Reproduce the data word for word from its first line through the line containing "measurement-name-cell: WHEEL SIZE", and stop there.

** start **

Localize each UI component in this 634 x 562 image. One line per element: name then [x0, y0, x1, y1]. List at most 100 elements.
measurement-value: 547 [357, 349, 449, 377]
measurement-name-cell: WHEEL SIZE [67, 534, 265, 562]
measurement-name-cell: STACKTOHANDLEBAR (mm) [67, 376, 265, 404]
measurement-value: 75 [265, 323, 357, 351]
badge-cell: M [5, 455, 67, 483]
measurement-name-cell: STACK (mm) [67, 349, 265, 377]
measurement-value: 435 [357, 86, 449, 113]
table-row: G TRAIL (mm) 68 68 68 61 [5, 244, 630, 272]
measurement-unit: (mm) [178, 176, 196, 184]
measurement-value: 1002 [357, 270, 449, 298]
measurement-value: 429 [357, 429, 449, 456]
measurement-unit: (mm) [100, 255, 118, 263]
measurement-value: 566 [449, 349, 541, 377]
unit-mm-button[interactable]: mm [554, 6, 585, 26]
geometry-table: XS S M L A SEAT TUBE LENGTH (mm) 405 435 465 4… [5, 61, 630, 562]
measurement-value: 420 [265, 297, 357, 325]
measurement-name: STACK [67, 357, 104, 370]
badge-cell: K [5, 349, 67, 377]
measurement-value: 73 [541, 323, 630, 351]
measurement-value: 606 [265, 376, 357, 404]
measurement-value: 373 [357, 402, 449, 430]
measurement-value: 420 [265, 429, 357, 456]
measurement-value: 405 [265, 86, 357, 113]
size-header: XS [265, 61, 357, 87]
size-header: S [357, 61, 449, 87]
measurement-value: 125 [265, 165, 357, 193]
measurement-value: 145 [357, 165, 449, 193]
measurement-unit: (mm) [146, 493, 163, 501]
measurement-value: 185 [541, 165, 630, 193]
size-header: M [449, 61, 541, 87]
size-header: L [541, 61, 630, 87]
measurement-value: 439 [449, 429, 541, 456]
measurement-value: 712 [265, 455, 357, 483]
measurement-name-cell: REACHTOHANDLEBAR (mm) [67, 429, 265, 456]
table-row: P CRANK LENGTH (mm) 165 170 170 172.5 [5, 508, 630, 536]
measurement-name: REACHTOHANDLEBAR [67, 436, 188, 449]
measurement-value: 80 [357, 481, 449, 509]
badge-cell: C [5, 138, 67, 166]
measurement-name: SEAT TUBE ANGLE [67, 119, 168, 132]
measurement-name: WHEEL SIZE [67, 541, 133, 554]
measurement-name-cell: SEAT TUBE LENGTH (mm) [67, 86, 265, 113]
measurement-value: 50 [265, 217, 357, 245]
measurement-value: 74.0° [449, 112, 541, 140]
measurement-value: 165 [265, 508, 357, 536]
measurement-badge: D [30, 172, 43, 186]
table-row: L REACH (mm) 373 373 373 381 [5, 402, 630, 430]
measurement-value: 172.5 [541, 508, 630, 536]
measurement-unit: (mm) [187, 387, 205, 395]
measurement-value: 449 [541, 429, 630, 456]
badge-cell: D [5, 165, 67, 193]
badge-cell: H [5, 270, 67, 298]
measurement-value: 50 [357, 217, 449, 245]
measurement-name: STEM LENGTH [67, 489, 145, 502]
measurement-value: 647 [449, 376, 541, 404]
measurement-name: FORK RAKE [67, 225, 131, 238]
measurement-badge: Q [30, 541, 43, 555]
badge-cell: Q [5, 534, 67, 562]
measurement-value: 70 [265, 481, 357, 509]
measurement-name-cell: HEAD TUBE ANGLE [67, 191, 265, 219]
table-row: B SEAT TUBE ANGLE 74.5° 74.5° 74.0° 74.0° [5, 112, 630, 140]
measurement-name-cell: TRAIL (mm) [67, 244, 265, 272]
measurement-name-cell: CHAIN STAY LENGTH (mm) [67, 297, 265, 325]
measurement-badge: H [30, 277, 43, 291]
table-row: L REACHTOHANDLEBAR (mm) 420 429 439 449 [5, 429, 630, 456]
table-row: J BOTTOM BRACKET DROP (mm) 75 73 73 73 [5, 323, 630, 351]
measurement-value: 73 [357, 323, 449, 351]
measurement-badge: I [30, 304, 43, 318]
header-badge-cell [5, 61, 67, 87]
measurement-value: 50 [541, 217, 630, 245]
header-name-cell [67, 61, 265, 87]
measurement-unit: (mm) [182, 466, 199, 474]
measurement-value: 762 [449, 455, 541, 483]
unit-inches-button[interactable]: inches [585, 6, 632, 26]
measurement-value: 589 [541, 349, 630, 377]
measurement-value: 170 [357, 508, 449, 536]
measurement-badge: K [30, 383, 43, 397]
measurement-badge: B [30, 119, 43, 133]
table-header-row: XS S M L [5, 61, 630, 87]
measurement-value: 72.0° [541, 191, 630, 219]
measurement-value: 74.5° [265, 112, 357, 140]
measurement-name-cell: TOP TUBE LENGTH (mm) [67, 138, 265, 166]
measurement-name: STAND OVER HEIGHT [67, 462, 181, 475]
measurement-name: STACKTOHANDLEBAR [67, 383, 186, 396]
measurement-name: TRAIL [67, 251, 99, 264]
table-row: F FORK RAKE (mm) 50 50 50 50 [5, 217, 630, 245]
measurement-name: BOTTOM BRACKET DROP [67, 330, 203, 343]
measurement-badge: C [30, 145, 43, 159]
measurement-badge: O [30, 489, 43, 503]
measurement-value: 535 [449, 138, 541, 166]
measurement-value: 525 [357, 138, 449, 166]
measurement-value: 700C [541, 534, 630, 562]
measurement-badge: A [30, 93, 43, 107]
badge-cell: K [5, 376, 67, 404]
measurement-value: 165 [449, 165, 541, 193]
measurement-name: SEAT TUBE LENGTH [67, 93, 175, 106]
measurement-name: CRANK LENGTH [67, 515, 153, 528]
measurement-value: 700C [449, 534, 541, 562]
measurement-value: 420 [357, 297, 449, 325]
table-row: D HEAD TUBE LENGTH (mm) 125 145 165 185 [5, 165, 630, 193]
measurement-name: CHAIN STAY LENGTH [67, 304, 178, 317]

** end **

» **Answer to this problem**:
Localize each UI component in this 634 x 562 image. One line per element: name then [x0, y0, x1, y1]. List at most 100 elements.
measurement-value: 547 [357, 349, 449, 377]
measurement-name-cell: WHEEL SIZE [67, 534, 265, 562]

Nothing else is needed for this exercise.